What the exercise asks.
Leave out the pictures and repeat everything else in the records exactly.

Figure dataset records:

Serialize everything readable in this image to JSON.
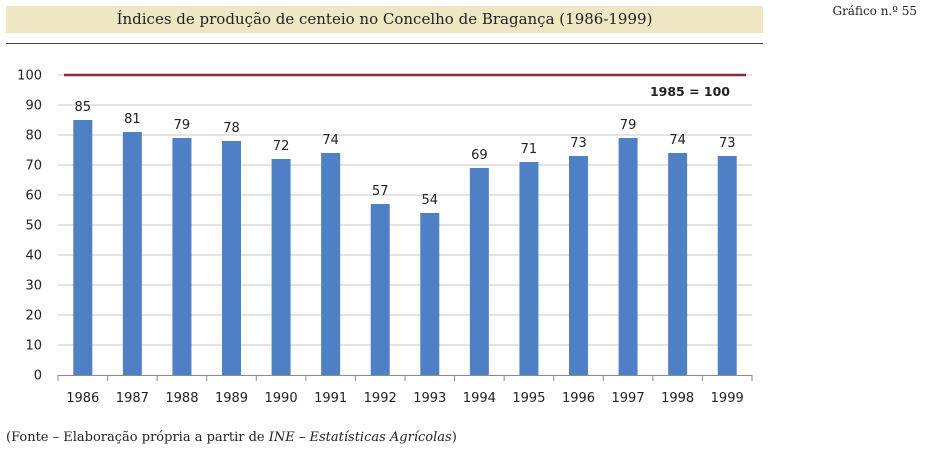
{
  "header": {
    "title": "Índices de produção de centeio no Concelho de Bragança (1986-1999)",
    "chart_number": "Gráfico n.º 55"
  },
  "footnote": {
    "prefix": "(Fonte – Elaboração própria a partir de ",
    "source": "INE – Estatísticas Agrícolas",
    "suffix": ")"
  },
  "colors": {
    "bar": "#4f7fc4",
    "reference_line": "#8b2a38",
    "grid": "#c8c8c8"
  },
  "chart_data": {
    "type": "bar",
    "title": "Índices de produção de centeio no Concelho de Bragança (1986-1999)",
    "categories": [
      "1986",
      "1987",
      "1988",
      "1989",
      "1990",
      "1991",
      "1992",
      "1993",
      "1994",
      "1995",
      "1996",
      "1997",
      "1998",
      "1999"
    ],
    "values": [
      85,
      81,
      79,
      78,
      72,
      74,
      57,
      54,
      69,
      71,
      73,
      79,
      74,
      73
    ],
    "ylim": [
      0,
      100
    ],
    "yticks": [
      0,
      10,
      20,
      30,
      40,
      50,
      60,
      70,
      80,
      90,
      100
    ],
    "reference": {
      "value": 100,
      "label": "1985 = 100"
    },
    "grid": true,
    "xlabel": "",
    "ylabel": ""
  }
}
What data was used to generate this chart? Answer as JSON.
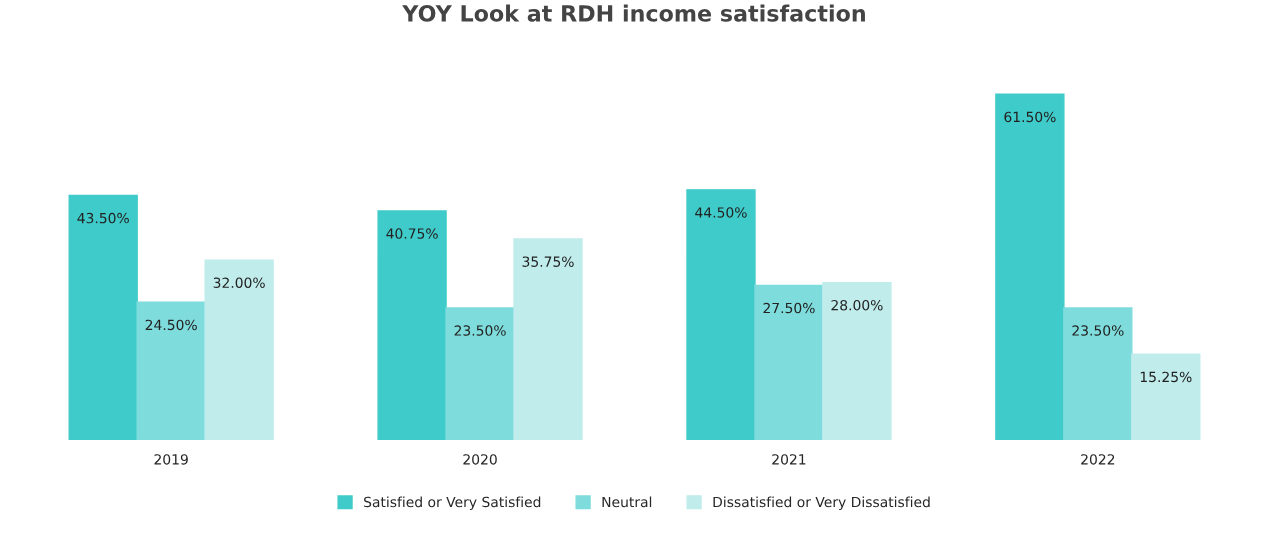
{
  "chart_data": {
    "type": "bar",
    "title": "YOY Look at RDH income satisfaction",
    "categories": [
      "2019",
      "2020",
      "2021",
      "2022"
    ],
    "series": [
      {
        "name": "Satisfied or Very Satisfied",
        "color": "#3fcbc9",
        "values": [
          43.5,
          40.75,
          44.5,
          61.5
        ],
        "value_labels": [
          "43.50%",
          "40.75%",
          "44.50%",
          "61.50%"
        ]
      },
      {
        "name": "Neutral",
        "color": "#7fdcdc",
        "values": [
          24.5,
          23.5,
          27.5,
          23.5
        ],
        "value_labels": [
          "24.50%",
          "23.50%",
          "27.50%",
          "23.50%"
        ]
      },
      {
        "name": "Dissatisfied or Very Dissatisfied",
        "color": "#c0ecec",
        "values": [
          32.0,
          35.75,
          28.0,
          15.25
        ],
        "value_labels": [
          "32.00%",
          "35.75%",
          "28.00%",
          "15.25%"
        ]
      }
    ],
    "legend": "bottom",
    "grid": false
  }
}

Result of this task.
Serialize everything readable in this image to JSON.
{
  "header": {
    "title": "Índices de produção de centeio no Concelho de Bragança (1986-1999)",
    "chart_number": "Gráfico n.º 55"
  },
  "footnote": {
    "prefix": "(Fonte – Elaboração própria a partir de ",
    "source": "INE – Estatísticas Agrícolas",
    "suffix": ")"
  },
  "colors": {
    "bar": "#4f7fc4",
    "reference_line": "#8b2a38",
    "grid": "#c8c8c8"
  },
  "chart_data": {
    "type": "bar",
    "title": "Índices de produção de centeio no Concelho de Bragança (1986-1999)",
    "categories": [
      "1986",
      "1987",
      "1988",
      "1989",
      "1990",
      "1991",
      "1992",
      "1993",
      "1994",
      "1995",
      "1996",
      "1997",
      "1998",
      "1999"
    ],
    "values": [
      85,
      81,
      79,
      78,
      72,
      74,
      57,
      54,
      69,
      71,
      73,
      79,
      74,
      73
    ],
    "ylim": [
      0,
      100
    ],
    "yticks": [
      0,
      10,
      20,
      30,
      40,
      50,
      60,
      70,
      80,
      90,
      100
    ],
    "reference": {
      "value": 100,
      "label": "1985 = 100"
    },
    "grid": true,
    "xlabel": "",
    "ylabel": ""
  }
}
What data was used to generate this chart? Answer as JSON.
{
  "chart_data": {
    "type": "bar",
    "title": "YOY Look at RDH income satisfaction",
    "categories": [
      "2019",
      "2020",
      "2021",
      "2022"
    ],
    "series": [
      {
        "name": "Satisfied or Very Satisfied",
        "color": "#3fcbc9",
        "values": [
          43.5,
          40.75,
          44.5,
          61.5
        ],
        "value_labels": [
          "43.50%",
          "40.75%",
          "44.50%",
          "61.50%"
        ]
      },
      {
        "name": "Neutral",
        "color": "#7fdcdc",
        "values": [
          24.5,
          23.5,
          27.5,
          23.5
        ],
        "value_labels": [
          "24.50%",
          "23.50%",
          "27.50%",
          "23.50%"
        ]
      },
      {
        "name": "Dissatisfied or Very Dissatisfied",
        "color": "#c0ecec",
        "values": [
          32.0,
          35.75,
          28.0,
          15.25
        ],
        "value_labels": [
          "32.00%",
          "35.75%",
          "28.00%",
          "15.25%"
        ]
      }
    ],
    "legend": "bottom",
    "grid": false
  }
}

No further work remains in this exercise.